— begin —

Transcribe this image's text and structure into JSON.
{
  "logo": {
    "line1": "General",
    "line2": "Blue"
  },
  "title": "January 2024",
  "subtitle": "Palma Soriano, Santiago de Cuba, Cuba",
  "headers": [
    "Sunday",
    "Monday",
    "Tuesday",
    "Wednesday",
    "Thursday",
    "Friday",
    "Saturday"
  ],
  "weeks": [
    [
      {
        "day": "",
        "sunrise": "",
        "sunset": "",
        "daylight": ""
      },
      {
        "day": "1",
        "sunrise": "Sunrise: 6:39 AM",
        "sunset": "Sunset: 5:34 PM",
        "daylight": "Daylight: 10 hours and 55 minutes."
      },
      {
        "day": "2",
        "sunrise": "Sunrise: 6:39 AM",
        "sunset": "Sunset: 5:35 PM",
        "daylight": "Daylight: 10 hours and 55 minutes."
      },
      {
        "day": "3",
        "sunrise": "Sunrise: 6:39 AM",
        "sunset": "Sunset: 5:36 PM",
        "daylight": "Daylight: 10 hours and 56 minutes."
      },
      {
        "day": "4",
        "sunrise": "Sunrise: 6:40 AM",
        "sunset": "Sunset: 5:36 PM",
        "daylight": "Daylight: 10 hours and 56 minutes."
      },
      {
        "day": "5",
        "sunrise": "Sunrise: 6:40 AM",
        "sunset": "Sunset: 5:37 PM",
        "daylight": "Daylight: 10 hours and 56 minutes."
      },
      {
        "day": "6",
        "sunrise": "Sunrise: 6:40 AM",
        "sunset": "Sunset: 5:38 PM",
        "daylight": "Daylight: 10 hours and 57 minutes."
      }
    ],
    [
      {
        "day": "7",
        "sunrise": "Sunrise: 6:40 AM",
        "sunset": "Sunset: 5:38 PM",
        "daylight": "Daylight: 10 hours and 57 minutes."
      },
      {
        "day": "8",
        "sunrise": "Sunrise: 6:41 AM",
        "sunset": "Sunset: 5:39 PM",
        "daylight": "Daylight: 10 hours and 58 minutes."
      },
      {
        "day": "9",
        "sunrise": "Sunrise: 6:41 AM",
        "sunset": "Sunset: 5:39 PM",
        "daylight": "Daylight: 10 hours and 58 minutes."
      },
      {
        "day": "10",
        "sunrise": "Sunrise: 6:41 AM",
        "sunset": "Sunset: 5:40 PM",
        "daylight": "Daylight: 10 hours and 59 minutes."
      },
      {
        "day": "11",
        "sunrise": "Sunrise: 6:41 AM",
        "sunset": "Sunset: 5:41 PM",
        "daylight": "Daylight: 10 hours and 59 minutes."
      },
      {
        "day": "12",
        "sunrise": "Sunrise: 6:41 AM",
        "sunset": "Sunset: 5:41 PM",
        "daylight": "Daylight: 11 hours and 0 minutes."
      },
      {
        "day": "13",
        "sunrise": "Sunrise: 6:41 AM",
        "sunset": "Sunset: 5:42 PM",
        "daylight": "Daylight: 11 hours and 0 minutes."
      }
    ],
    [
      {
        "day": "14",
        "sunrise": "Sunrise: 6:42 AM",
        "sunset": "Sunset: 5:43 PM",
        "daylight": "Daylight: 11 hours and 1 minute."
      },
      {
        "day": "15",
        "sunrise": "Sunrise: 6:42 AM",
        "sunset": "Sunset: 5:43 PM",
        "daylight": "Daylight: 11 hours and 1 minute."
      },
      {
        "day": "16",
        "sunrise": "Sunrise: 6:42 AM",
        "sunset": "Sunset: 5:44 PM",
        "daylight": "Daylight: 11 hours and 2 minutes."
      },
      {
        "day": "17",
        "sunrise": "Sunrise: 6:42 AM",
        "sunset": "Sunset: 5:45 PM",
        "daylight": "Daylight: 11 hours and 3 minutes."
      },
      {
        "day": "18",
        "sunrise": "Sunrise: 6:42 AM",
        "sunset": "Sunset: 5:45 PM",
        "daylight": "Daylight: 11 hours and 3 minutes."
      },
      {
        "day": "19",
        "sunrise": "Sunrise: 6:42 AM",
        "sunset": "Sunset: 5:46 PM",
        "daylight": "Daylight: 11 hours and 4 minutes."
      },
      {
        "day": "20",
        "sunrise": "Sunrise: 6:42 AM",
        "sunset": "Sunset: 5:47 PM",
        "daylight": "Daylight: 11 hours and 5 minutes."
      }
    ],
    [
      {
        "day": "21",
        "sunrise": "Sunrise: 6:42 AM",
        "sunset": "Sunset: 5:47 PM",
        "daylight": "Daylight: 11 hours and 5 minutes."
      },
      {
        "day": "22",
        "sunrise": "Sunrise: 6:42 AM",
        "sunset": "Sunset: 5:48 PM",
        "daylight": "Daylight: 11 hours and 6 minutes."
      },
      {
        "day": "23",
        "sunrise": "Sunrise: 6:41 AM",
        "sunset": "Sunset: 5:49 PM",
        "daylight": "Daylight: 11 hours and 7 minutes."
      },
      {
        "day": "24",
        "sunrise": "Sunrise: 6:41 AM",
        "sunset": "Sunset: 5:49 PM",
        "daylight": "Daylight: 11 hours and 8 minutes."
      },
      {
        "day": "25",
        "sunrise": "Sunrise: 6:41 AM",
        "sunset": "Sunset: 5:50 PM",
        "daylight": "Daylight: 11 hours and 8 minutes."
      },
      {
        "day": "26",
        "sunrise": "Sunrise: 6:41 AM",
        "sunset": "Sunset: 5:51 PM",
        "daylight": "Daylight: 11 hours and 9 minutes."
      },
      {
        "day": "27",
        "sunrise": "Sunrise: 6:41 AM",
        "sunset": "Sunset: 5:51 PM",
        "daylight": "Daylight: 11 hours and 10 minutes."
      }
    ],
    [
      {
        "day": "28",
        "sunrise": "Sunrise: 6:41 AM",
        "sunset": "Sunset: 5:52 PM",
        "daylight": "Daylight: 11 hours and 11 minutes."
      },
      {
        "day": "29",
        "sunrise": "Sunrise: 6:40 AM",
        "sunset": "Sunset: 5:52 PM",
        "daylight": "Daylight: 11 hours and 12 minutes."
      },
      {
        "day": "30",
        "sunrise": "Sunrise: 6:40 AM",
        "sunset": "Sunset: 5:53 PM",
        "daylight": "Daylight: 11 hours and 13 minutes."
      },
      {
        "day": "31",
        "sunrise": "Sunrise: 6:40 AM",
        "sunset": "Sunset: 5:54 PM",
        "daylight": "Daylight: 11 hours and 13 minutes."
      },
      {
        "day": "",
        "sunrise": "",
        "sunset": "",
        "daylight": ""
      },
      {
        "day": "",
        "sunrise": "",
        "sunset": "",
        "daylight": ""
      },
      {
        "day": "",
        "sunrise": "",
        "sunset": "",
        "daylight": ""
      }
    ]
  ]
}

— end —

Goal
Write out the complete set of records exactly as given.

Problem solution
Transcribe this image's text and structure into JSON.
{
  "logo": {
    "line1": "General",
    "line2": "Blue"
  },
  "title": "January 2024",
  "subtitle": "Palma Soriano, Santiago de Cuba, Cuba",
  "headers": [
    "Sunday",
    "Monday",
    "Tuesday",
    "Wednesday",
    "Thursday",
    "Friday",
    "Saturday"
  ],
  "weeks": [
    [
      {
        "day": "",
        "sunrise": "",
        "sunset": "",
        "daylight": ""
      },
      {
        "day": "1",
        "sunrise": "Sunrise: 6:39 AM",
        "sunset": "Sunset: 5:34 PM",
        "daylight": "Daylight: 10 hours and 55 minutes."
      },
      {
        "day": "2",
        "sunrise": "Sunrise: 6:39 AM",
        "sunset": "Sunset: 5:35 PM",
        "daylight": "Daylight: 10 hours and 55 minutes."
      },
      {
        "day": "3",
        "sunrise": "Sunrise: 6:39 AM",
        "sunset": "Sunset: 5:36 PM",
        "daylight": "Daylight: 10 hours and 56 minutes."
      },
      {
        "day": "4",
        "sunrise": "Sunrise: 6:40 AM",
        "sunset": "Sunset: 5:36 PM",
        "daylight": "Daylight: 10 hours and 56 minutes."
      },
      {
        "day": "5",
        "sunrise": "Sunrise: 6:40 AM",
        "sunset": "Sunset: 5:37 PM",
        "daylight": "Daylight: 10 hours and 56 minutes."
      },
      {
        "day": "6",
        "sunrise": "Sunrise: 6:40 AM",
        "sunset": "Sunset: 5:38 PM",
        "daylight": "Daylight: 10 hours and 57 minutes."
      }
    ],
    [
      {
        "day": "7",
        "sunrise": "Sunrise: 6:40 AM",
        "sunset": "Sunset: 5:38 PM",
        "daylight": "Daylight: 10 hours and 57 minutes."
      },
      {
        "day": "8",
        "sunrise": "Sunrise: 6:41 AM",
        "sunset": "Sunset: 5:39 PM",
        "daylight": "Daylight: 10 hours and 58 minutes."
      },
      {
        "day": "9",
        "sunrise": "Sunrise: 6:41 AM",
        "sunset": "Sunset: 5:39 PM",
        "daylight": "Daylight: 10 hours and 58 minutes."
      },
      {
        "day": "10",
        "sunrise": "Sunrise: 6:41 AM",
        "sunset": "Sunset: 5:40 PM",
        "daylight": "Daylight: 10 hours and 59 minutes."
      },
      {
        "day": "11",
        "sunrise": "Sunrise: 6:41 AM",
        "sunset": "Sunset: 5:41 PM",
        "daylight": "Daylight: 10 hours and 59 minutes."
      },
      {
        "day": "12",
        "sunrise": "Sunrise: 6:41 AM",
        "sunset": "Sunset: 5:41 PM",
        "daylight": "Daylight: 11 hours and 0 minutes."
      },
      {
        "day": "13",
        "sunrise": "Sunrise: 6:41 AM",
        "sunset": "Sunset: 5:42 PM",
        "daylight": "Daylight: 11 hours and 0 minutes."
      }
    ],
    [
      {
        "day": "14",
        "sunrise": "Sunrise: 6:42 AM",
        "sunset": "Sunset: 5:43 PM",
        "daylight": "Daylight: 11 hours and 1 minute."
      },
      {
        "day": "15",
        "sunrise": "Sunrise: 6:42 AM",
        "sunset": "Sunset: 5:43 PM",
        "daylight": "Daylight: 11 hours and 1 minute."
      },
      {
        "day": "16",
        "sunrise": "Sunrise: 6:42 AM",
        "sunset": "Sunset: 5:44 PM",
        "daylight": "Daylight: 11 hours and 2 minutes."
      },
      {
        "day": "17",
        "sunrise": "Sunrise: 6:42 AM",
        "sunset": "Sunset: 5:45 PM",
        "daylight": "Daylight: 11 hours and 3 minutes."
      },
      {
        "day": "18",
        "sunrise": "Sunrise: 6:42 AM",
        "sunset": "Sunset: 5:45 PM",
        "daylight": "Daylight: 11 hours and 3 minutes."
      },
      {
        "day": "19",
        "sunrise": "Sunrise: 6:42 AM",
        "sunset": "Sunset: 5:46 PM",
        "daylight": "Daylight: 11 hours and 4 minutes."
      },
      {
        "day": "20",
        "sunrise": "Sunrise: 6:42 AM",
        "sunset": "Sunset: 5:47 PM",
        "daylight": "Daylight: 11 hours and 5 minutes."
      }
    ],
    [
      {
        "day": "21",
        "sunrise": "Sunrise: 6:42 AM",
        "sunset": "Sunset: 5:47 PM",
        "daylight": "Daylight: 11 hours and 5 minutes."
      },
      {
        "day": "22",
        "sunrise": "Sunrise: 6:42 AM",
        "sunset": "Sunset: 5:48 PM",
        "daylight": "Daylight: 11 hours and 6 minutes."
      },
      {
        "day": "23",
        "sunrise": "Sunrise: 6:41 AM",
        "sunset": "Sunset: 5:49 PM",
        "daylight": "Daylight: 11 hours and 7 minutes."
      },
      {
        "day": "24",
        "sunrise": "Sunrise: 6:41 AM",
        "sunset": "Sunset: 5:49 PM",
        "daylight": "Daylight: 11 hours and 8 minutes."
      },
      {
        "day": "25",
        "sunrise": "Sunrise: 6:41 AM",
        "sunset": "Sunset: 5:50 PM",
        "daylight": "Daylight: 11 hours and 8 minutes."
      },
      {
        "day": "26",
        "sunrise": "Sunrise: 6:41 AM",
        "sunset": "Sunset: 5:51 PM",
        "daylight": "Daylight: 11 hours and 9 minutes."
      },
      {
        "day": "27",
        "sunrise": "Sunrise: 6:41 AM",
        "sunset": "Sunset: 5:51 PM",
        "daylight": "Daylight: 11 hours and 10 minutes."
      }
    ],
    [
      {
        "day": "28",
        "sunrise": "Sunrise: 6:41 AM",
        "sunset": "Sunset: 5:52 PM",
        "daylight": "Daylight: 11 hours and 11 minutes."
      },
      {
        "day": "29",
        "sunrise": "Sunrise: 6:40 AM",
        "sunset": "Sunset: 5:52 PM",
        "daylight": "Daylight: 11 hours and 12 minutes."
      },
      {
        "day": "30",
        "sunrise": "Sunrise: 6:40 AM",
        "sunset": "Sunset: 5:53 PM",
        "daylight": "Daylight: 11 hours and 13 minutes."
      },
      {
        "day": "31",
        "sunrise": "Sunrise: 6:40 AM",
        "sunset": "Sunset: 5:54 PM",
        "daylight": "Daylight: 11 hours and 13 minutes."
      },
      {
        "day": "",
        "sunrise": "",
        "sunset": "",
        "daylight": ""
      },
      {
        "day": "",
        "sunrise": "",
        "sunset": "",
        "daylight": ""
      },
      {
        "day": "",
        "sunrise": "",
        "sunset": "",
        "daylight": ""
      }
    ]
  ]
}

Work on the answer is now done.